- [Exercise description] Copy all lines holding the word "JSON" from the entries.

- [Records for processing]

- - - - -

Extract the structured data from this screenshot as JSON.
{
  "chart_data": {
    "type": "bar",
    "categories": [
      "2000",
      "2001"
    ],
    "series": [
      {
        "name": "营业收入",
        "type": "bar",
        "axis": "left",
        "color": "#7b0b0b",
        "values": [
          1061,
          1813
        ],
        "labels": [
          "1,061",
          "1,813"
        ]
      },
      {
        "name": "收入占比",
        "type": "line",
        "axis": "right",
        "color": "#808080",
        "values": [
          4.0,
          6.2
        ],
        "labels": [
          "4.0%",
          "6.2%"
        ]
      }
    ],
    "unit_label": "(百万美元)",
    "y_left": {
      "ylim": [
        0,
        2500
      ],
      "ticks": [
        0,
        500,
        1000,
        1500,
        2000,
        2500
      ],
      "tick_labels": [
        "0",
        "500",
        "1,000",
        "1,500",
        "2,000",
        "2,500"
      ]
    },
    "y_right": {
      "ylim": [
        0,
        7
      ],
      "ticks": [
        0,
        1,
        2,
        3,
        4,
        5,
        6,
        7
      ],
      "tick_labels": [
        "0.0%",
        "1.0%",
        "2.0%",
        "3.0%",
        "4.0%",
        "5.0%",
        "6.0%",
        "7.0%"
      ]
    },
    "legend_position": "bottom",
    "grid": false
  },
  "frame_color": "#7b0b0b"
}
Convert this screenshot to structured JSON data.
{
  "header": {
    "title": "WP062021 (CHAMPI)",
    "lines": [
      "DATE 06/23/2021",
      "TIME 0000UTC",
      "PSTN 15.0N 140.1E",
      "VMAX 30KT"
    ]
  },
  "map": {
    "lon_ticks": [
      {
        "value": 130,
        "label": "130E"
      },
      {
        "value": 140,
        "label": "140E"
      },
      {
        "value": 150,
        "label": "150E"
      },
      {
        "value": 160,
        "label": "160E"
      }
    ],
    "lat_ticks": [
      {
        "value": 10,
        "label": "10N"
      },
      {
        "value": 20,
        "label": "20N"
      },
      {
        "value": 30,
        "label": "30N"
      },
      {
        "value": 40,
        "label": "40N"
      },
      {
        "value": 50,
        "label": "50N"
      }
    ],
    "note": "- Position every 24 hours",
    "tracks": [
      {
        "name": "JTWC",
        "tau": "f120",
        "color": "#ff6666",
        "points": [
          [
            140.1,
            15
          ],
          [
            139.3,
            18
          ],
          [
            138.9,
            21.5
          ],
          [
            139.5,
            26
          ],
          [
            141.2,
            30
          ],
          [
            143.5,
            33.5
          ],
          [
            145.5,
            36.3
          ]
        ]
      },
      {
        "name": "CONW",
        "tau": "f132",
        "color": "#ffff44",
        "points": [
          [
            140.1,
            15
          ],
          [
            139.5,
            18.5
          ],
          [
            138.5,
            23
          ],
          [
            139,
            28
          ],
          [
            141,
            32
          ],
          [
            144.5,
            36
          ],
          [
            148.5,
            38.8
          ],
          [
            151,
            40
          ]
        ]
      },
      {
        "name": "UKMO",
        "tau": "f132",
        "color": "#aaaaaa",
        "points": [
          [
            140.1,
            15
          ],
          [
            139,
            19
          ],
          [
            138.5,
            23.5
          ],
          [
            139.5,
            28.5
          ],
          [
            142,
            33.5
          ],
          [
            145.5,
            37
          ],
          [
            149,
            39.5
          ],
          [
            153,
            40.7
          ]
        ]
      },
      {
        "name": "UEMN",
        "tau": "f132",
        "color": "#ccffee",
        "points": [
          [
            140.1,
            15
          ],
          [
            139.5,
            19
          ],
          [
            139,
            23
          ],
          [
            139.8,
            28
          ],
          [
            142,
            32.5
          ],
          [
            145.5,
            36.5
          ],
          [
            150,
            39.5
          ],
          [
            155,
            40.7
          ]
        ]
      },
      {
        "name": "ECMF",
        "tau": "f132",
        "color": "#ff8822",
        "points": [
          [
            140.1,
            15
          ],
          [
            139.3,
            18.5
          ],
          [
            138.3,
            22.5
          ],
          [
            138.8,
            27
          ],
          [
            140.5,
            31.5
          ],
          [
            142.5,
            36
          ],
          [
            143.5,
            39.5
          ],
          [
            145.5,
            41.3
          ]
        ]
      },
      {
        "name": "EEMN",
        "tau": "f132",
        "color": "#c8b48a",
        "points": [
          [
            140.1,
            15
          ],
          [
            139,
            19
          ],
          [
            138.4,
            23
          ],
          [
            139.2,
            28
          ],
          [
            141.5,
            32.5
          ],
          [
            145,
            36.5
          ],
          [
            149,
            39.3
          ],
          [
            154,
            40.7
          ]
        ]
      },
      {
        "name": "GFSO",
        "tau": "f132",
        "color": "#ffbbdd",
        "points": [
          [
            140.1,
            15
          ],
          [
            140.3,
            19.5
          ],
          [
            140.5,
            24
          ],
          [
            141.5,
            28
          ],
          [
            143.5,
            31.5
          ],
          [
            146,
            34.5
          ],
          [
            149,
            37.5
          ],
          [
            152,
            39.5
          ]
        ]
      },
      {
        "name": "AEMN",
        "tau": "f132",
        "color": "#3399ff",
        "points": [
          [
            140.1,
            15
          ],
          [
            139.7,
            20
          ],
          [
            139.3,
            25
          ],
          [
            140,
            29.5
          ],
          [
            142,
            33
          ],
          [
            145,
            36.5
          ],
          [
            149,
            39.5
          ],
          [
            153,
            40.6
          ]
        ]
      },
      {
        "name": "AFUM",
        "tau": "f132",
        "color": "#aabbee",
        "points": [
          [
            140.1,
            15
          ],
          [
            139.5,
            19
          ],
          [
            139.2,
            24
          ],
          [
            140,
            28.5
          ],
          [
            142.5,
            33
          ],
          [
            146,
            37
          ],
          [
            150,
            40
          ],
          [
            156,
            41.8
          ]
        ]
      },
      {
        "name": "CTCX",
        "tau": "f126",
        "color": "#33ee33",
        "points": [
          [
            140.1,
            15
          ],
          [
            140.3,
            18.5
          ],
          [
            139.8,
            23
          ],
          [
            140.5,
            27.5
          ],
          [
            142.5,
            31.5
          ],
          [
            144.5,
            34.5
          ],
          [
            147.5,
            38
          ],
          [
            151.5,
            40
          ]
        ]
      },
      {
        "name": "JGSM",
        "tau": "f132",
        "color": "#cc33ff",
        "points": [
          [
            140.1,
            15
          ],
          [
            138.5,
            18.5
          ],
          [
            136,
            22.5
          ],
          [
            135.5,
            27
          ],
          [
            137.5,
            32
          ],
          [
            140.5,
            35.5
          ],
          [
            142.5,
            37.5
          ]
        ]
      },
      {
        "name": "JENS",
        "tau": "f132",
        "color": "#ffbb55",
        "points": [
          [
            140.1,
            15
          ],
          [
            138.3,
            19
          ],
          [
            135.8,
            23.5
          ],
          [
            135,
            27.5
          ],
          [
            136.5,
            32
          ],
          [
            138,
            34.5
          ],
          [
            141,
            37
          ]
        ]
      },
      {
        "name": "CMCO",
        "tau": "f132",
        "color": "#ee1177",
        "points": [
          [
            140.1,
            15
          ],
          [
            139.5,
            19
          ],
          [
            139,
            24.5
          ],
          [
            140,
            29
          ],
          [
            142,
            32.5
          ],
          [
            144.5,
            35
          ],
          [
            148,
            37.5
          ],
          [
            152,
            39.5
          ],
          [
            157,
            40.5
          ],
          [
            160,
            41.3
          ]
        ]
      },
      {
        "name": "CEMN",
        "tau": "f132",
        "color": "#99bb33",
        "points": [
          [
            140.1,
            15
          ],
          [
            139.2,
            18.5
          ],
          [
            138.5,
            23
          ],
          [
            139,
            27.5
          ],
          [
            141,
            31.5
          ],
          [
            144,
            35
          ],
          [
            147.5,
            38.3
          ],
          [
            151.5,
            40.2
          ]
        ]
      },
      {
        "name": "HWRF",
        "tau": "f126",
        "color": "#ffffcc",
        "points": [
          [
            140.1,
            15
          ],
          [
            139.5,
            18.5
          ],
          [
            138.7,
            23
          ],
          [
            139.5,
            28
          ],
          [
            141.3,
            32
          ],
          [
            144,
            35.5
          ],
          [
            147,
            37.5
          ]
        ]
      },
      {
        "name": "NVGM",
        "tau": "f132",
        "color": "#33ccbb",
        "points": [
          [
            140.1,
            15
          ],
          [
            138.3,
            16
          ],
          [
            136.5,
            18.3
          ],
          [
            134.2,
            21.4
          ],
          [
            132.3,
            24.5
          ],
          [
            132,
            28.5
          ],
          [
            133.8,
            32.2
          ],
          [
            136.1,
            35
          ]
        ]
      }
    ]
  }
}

- - - - -

- [The result]
Extract the structured data from this screenshot as JSON.
Convert this screenshot to structured JSON data.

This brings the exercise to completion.